Dataset records
>> Start
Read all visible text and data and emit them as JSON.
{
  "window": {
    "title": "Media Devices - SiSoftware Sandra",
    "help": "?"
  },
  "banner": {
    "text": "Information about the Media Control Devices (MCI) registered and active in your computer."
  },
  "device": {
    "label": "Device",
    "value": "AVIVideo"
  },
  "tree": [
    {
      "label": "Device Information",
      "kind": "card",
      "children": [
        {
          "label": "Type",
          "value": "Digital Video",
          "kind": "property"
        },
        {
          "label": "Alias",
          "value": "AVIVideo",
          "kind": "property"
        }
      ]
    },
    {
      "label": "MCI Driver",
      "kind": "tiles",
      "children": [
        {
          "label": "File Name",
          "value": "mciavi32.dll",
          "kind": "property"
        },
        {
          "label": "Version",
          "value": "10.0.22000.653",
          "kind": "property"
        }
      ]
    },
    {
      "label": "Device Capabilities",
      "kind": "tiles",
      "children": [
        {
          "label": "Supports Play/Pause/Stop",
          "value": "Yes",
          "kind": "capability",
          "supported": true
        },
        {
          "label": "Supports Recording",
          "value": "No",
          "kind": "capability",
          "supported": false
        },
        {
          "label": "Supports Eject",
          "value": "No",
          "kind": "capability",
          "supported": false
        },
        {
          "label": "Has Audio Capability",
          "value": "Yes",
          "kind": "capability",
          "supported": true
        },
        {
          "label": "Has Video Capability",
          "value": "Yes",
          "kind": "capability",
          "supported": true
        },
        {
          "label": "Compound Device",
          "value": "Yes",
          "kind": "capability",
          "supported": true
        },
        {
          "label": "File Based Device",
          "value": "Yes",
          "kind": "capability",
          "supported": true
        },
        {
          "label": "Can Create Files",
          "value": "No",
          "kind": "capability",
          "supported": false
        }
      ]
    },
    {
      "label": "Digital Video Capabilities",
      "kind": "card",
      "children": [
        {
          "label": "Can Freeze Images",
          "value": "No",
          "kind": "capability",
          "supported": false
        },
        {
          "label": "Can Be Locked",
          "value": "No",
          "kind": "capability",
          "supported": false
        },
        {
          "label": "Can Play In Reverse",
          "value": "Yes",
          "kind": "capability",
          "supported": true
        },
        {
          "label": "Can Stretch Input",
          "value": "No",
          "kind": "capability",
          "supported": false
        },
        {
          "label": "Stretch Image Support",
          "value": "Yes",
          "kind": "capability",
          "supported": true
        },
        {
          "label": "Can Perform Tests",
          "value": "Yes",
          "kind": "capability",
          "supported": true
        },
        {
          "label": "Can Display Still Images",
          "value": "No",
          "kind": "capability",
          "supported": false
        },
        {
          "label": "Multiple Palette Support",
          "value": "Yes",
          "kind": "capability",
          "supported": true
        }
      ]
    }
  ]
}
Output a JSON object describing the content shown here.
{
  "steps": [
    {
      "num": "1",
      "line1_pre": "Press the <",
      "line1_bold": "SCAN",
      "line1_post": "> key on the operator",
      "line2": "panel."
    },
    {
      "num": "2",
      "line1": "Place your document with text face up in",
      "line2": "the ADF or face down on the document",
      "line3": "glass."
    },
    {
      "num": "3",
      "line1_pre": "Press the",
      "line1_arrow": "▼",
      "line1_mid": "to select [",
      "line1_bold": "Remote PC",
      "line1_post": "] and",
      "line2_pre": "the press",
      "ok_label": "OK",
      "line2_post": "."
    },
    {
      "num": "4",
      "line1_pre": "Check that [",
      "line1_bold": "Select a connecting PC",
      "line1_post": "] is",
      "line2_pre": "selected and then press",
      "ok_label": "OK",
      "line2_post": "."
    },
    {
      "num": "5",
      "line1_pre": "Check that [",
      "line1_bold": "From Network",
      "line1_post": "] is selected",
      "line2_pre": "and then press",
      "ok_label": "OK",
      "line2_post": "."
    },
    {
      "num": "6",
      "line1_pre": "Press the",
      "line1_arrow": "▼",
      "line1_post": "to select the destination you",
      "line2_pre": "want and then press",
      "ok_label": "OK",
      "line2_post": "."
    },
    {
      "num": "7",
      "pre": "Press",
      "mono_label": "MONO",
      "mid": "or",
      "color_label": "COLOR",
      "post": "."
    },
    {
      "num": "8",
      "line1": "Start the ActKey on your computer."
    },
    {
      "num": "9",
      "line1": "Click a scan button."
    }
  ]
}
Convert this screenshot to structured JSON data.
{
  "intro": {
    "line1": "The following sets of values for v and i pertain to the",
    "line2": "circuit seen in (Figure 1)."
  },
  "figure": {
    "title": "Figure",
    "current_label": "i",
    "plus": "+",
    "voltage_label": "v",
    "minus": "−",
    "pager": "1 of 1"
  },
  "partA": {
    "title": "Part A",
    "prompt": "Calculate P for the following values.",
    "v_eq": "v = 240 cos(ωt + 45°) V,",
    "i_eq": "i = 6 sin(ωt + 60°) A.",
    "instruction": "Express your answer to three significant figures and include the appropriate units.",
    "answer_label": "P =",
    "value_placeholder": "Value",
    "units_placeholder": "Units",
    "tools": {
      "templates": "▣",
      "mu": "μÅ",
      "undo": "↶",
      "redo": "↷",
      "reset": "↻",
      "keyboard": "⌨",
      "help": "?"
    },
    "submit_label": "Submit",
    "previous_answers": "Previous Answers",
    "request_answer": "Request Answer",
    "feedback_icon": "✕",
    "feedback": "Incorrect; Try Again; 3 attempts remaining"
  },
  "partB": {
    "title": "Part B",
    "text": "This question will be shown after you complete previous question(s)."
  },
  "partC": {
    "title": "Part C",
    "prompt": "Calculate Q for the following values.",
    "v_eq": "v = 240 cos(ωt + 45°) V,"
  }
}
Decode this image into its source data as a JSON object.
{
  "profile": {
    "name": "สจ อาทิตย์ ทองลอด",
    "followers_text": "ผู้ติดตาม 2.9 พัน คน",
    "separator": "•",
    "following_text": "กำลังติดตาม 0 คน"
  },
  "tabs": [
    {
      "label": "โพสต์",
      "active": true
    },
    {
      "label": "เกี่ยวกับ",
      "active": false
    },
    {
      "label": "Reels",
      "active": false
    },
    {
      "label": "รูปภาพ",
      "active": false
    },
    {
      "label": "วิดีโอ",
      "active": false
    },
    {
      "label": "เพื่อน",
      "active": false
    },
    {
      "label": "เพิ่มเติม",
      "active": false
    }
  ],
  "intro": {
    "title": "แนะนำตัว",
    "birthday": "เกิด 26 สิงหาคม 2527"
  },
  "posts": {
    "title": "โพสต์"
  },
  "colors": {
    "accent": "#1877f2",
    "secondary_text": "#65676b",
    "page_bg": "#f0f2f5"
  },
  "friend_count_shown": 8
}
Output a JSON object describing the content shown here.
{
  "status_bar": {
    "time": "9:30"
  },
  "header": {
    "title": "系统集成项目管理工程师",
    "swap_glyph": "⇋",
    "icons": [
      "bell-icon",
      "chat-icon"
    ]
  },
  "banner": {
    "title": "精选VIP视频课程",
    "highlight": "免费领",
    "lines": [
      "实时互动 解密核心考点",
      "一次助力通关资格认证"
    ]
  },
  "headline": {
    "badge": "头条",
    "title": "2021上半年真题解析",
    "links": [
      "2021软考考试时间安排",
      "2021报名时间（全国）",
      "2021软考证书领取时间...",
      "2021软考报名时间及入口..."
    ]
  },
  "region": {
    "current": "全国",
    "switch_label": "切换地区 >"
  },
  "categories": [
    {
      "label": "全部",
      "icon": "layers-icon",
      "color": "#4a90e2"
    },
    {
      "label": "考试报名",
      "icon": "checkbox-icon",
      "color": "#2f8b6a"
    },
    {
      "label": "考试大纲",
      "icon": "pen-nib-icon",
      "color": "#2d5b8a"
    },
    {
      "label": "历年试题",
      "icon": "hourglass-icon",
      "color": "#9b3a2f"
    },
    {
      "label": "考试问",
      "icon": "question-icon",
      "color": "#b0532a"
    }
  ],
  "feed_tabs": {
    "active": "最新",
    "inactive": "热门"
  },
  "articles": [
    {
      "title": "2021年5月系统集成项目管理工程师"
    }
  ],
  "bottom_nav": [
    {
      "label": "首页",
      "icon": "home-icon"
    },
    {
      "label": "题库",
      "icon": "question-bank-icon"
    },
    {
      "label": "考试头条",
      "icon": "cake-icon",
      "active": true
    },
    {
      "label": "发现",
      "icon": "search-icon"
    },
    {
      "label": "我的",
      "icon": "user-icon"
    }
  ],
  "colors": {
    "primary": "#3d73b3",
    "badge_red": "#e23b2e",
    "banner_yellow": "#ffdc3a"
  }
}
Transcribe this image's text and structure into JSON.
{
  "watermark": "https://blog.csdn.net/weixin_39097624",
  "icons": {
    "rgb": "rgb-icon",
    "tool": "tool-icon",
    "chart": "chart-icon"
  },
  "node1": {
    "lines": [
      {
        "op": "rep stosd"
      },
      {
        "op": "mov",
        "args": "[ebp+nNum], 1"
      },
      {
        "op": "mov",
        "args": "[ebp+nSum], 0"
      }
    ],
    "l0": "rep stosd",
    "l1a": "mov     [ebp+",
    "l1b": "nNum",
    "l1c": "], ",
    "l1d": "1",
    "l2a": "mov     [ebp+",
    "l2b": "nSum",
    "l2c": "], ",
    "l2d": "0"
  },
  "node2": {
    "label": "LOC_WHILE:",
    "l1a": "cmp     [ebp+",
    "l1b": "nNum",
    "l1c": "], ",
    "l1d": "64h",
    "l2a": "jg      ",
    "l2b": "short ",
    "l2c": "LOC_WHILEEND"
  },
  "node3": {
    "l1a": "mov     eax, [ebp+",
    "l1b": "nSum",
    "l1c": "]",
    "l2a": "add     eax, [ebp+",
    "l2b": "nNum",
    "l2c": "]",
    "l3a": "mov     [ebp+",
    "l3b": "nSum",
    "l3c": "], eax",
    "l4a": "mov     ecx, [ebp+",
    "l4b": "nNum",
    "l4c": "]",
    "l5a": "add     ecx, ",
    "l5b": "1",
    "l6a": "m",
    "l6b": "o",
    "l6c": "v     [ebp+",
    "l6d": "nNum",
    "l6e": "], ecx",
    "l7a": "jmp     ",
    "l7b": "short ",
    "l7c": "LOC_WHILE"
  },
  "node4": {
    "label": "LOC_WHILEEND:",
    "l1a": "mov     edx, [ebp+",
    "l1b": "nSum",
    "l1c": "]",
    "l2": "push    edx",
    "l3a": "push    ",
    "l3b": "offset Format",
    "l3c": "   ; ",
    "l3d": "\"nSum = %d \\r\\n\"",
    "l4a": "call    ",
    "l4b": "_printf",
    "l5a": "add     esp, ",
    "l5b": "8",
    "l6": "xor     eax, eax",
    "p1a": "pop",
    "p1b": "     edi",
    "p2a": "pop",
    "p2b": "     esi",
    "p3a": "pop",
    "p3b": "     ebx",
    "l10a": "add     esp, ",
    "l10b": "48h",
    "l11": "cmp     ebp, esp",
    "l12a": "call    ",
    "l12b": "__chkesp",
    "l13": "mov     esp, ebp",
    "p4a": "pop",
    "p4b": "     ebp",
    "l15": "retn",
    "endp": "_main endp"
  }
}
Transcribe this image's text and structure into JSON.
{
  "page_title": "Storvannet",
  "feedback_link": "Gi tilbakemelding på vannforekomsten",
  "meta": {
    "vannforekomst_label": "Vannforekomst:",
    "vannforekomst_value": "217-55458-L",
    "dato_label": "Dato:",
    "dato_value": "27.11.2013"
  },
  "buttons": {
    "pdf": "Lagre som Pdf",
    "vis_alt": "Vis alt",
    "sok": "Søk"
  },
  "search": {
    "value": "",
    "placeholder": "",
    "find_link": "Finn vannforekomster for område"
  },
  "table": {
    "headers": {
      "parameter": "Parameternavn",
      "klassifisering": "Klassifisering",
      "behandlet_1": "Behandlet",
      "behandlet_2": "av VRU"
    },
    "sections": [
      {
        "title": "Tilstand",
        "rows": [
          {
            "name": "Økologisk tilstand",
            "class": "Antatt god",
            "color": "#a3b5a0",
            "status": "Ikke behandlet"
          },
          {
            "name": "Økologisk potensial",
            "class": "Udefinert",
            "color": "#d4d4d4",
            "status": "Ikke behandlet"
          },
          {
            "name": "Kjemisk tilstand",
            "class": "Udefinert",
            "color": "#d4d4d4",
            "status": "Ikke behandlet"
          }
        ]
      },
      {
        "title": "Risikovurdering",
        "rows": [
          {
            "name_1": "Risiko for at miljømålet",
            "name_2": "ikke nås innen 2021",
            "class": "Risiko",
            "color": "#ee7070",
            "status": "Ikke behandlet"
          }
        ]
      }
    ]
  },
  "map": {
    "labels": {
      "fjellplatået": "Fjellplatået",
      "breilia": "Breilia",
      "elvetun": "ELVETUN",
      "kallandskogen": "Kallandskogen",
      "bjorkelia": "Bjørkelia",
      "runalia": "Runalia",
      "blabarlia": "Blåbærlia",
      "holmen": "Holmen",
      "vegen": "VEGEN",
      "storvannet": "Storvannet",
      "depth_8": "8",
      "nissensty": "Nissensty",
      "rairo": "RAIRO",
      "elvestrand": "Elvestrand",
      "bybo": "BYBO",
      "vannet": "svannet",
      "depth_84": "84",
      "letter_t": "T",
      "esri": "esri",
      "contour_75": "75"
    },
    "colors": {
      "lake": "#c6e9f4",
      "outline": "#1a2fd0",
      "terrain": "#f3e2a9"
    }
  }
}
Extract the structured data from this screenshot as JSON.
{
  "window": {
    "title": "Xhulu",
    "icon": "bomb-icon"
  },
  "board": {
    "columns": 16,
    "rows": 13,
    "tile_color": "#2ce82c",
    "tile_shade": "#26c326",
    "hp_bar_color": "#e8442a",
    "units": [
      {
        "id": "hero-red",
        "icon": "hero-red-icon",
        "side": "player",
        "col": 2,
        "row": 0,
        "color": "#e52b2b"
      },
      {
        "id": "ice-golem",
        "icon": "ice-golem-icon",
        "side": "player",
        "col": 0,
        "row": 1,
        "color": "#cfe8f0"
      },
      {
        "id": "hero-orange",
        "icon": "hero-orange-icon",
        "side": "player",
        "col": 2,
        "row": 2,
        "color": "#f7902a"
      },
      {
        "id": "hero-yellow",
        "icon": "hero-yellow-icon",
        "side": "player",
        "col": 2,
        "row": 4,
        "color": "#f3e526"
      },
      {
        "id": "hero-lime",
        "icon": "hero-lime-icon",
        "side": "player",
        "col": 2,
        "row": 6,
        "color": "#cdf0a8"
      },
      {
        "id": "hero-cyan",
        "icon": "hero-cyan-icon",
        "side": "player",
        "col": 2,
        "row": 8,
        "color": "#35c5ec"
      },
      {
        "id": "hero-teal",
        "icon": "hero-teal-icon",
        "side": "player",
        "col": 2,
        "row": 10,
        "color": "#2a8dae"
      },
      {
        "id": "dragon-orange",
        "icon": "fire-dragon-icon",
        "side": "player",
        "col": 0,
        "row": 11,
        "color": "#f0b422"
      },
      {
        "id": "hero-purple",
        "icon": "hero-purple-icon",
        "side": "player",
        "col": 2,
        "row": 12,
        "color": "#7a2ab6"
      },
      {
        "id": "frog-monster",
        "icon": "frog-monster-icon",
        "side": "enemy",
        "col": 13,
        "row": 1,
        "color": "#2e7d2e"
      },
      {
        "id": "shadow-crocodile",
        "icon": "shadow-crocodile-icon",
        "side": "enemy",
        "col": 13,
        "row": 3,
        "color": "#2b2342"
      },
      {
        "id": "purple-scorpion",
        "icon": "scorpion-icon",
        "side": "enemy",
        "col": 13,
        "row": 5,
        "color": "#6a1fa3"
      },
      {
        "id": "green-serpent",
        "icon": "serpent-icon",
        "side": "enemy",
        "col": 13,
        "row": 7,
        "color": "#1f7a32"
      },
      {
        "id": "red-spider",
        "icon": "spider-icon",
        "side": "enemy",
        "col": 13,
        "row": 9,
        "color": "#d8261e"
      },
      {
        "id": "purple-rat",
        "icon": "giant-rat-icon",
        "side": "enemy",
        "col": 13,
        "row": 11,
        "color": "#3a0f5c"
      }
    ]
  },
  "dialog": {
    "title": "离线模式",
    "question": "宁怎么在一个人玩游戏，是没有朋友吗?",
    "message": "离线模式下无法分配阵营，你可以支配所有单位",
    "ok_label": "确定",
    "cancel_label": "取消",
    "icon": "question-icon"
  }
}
>> End
Do this:
Look through the data and gather every line with the string "Capabilities" in it.

Answer in full:
      "label": "Device Capabilities",
      "label": "Digital Video Capabilities",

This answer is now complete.